The word "only" occurs in some lines of the data. Return each such line.
++++ Materials provided ++++
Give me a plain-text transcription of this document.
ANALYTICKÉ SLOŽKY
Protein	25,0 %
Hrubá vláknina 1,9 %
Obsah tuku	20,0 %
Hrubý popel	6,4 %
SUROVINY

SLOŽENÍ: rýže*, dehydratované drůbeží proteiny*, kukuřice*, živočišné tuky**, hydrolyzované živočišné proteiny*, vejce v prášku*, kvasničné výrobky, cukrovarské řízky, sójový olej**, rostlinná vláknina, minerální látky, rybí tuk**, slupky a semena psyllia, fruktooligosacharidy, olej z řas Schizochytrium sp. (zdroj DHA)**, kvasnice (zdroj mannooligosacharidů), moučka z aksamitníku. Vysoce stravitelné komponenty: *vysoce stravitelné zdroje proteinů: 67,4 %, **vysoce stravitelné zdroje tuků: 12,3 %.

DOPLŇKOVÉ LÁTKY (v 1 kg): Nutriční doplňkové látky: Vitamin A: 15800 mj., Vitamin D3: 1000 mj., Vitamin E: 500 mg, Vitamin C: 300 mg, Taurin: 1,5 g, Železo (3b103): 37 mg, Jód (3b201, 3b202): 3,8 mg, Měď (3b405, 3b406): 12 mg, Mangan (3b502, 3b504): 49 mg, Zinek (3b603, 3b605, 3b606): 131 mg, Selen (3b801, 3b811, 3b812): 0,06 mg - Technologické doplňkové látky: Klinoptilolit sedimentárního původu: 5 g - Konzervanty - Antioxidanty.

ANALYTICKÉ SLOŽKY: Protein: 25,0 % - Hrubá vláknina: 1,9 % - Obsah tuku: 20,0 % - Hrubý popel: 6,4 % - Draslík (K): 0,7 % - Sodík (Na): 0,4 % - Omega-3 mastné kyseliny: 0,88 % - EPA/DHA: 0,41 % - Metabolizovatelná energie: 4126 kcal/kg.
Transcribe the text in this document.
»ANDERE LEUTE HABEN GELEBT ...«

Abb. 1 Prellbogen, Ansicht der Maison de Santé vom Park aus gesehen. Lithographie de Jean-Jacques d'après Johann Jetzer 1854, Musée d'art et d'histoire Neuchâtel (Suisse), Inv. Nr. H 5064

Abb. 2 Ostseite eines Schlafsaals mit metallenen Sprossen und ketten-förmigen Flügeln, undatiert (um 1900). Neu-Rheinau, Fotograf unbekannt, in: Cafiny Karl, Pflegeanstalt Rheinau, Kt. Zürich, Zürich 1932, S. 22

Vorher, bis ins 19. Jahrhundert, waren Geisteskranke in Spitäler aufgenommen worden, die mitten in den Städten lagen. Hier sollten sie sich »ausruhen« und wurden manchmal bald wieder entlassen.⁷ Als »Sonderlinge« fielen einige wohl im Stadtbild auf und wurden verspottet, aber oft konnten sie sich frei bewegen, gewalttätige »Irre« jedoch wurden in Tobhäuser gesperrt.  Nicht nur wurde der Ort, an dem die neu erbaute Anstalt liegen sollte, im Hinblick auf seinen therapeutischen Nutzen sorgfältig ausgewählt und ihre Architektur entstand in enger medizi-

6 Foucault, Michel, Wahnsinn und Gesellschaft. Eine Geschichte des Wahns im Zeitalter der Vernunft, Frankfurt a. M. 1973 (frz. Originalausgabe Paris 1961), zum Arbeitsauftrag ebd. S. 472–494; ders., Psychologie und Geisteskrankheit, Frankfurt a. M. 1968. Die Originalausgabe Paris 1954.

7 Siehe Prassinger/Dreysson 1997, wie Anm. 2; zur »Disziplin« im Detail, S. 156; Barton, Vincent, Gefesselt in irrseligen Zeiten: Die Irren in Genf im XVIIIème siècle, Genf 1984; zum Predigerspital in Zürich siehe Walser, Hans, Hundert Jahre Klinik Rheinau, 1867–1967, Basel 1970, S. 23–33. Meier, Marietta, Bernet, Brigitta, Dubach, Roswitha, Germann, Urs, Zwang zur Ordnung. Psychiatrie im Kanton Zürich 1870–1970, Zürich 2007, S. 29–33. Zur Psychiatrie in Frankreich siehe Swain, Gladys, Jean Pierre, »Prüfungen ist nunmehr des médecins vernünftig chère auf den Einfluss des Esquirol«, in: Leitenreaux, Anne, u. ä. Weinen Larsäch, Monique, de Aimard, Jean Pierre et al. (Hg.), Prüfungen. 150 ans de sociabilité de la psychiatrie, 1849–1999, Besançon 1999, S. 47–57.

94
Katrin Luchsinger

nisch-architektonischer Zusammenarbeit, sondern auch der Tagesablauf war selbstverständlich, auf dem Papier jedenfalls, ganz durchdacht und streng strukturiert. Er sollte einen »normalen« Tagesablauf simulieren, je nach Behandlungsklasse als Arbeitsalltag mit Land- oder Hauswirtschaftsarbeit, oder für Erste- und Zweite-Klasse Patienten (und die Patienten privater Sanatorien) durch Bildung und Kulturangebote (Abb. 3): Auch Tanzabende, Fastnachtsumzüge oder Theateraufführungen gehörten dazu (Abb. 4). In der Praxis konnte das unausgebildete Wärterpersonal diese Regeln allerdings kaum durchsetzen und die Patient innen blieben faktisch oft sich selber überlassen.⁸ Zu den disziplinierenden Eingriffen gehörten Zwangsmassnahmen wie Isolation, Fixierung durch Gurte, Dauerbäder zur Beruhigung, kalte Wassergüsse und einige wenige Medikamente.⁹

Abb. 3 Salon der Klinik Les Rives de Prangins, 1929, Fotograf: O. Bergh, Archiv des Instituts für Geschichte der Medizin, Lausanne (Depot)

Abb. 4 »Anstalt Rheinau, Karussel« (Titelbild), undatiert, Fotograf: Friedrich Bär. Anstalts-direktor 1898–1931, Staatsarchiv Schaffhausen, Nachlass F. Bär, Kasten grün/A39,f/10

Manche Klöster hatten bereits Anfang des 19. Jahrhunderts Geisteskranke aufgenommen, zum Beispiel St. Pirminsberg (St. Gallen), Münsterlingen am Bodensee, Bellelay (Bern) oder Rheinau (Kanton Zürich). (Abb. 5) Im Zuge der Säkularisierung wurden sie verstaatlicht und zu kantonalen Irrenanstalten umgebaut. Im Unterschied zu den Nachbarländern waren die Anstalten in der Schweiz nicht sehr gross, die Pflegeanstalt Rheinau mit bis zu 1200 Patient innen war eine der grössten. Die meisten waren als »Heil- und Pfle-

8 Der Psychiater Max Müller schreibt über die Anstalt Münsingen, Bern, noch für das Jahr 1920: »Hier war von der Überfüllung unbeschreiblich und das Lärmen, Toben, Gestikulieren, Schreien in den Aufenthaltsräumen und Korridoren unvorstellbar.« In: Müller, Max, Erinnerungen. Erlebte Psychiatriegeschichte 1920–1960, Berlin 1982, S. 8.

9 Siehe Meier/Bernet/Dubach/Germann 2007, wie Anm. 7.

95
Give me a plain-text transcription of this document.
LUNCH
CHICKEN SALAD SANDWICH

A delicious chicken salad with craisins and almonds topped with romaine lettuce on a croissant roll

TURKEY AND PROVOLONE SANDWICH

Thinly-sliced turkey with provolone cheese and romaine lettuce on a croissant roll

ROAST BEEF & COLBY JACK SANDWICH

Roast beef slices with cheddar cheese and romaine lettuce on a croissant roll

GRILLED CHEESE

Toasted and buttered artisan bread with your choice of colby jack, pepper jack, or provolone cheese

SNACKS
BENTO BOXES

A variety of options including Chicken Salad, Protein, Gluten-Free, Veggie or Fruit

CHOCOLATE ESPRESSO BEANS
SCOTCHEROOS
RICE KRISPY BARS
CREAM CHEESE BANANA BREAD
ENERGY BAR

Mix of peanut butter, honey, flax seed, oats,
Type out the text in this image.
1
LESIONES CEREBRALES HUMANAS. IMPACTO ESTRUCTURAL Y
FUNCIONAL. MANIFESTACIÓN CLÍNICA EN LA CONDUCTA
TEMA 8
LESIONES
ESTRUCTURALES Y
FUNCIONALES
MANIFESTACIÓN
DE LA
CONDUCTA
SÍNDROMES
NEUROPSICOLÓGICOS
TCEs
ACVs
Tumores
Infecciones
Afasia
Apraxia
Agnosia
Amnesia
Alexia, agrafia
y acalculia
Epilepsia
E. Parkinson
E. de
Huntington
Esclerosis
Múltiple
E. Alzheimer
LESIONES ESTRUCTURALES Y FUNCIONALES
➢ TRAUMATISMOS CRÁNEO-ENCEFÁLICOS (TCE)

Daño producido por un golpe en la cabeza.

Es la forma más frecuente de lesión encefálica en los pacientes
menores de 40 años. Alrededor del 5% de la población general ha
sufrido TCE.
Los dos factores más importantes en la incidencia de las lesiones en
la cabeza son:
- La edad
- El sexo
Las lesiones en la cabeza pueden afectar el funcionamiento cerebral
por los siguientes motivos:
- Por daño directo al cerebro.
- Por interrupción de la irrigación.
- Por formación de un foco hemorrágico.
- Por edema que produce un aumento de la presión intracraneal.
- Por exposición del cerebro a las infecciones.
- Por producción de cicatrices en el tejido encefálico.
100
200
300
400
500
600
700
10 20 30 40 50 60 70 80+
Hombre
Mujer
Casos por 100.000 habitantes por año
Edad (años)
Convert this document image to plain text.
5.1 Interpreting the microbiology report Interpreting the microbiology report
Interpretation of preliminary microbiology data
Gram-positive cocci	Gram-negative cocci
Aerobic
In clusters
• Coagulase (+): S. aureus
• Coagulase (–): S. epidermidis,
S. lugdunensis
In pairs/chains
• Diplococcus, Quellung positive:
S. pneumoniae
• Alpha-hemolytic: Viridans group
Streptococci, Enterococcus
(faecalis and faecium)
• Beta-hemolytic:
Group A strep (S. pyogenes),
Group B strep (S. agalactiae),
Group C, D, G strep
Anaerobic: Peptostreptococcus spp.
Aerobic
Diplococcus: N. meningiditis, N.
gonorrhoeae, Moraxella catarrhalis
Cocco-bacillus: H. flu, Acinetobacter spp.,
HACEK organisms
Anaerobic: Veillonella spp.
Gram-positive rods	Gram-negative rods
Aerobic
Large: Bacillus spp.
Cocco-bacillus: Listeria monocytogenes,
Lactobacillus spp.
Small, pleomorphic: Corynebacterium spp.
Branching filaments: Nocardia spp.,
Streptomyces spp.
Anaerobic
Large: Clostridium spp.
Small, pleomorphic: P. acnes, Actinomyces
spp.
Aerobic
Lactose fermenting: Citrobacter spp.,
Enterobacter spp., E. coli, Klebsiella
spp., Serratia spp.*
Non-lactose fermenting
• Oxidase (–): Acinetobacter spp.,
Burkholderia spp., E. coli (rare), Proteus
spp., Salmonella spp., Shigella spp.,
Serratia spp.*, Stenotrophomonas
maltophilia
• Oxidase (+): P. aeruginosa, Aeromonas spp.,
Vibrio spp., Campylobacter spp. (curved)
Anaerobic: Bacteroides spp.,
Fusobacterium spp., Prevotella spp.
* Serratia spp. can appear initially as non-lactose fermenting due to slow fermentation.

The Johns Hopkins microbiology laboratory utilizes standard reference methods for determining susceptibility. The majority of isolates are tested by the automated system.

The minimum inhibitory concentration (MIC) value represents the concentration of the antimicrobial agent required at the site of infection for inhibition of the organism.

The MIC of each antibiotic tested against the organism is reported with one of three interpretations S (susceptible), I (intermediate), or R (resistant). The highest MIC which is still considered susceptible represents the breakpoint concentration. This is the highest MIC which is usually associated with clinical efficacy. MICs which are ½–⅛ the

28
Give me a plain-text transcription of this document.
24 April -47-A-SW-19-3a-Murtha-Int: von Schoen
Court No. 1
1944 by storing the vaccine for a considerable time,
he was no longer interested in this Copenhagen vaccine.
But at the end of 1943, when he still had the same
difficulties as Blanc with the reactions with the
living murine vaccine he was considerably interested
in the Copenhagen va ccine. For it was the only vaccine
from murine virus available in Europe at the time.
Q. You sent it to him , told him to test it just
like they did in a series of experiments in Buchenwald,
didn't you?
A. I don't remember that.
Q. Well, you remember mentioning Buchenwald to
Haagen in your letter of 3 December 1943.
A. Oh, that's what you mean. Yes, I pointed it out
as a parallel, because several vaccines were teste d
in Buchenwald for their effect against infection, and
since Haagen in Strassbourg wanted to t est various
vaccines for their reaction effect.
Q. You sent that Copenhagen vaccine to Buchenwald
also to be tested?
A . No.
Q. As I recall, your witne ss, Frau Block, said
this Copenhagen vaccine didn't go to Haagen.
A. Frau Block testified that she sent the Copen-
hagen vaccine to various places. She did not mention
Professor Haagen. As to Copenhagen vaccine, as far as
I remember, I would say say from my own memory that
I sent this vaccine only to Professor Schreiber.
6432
++++
**Task response**:
in the Copenhagen va ccine. For it was the only vaccine
I sent this vaccine only to Professor Schreiber.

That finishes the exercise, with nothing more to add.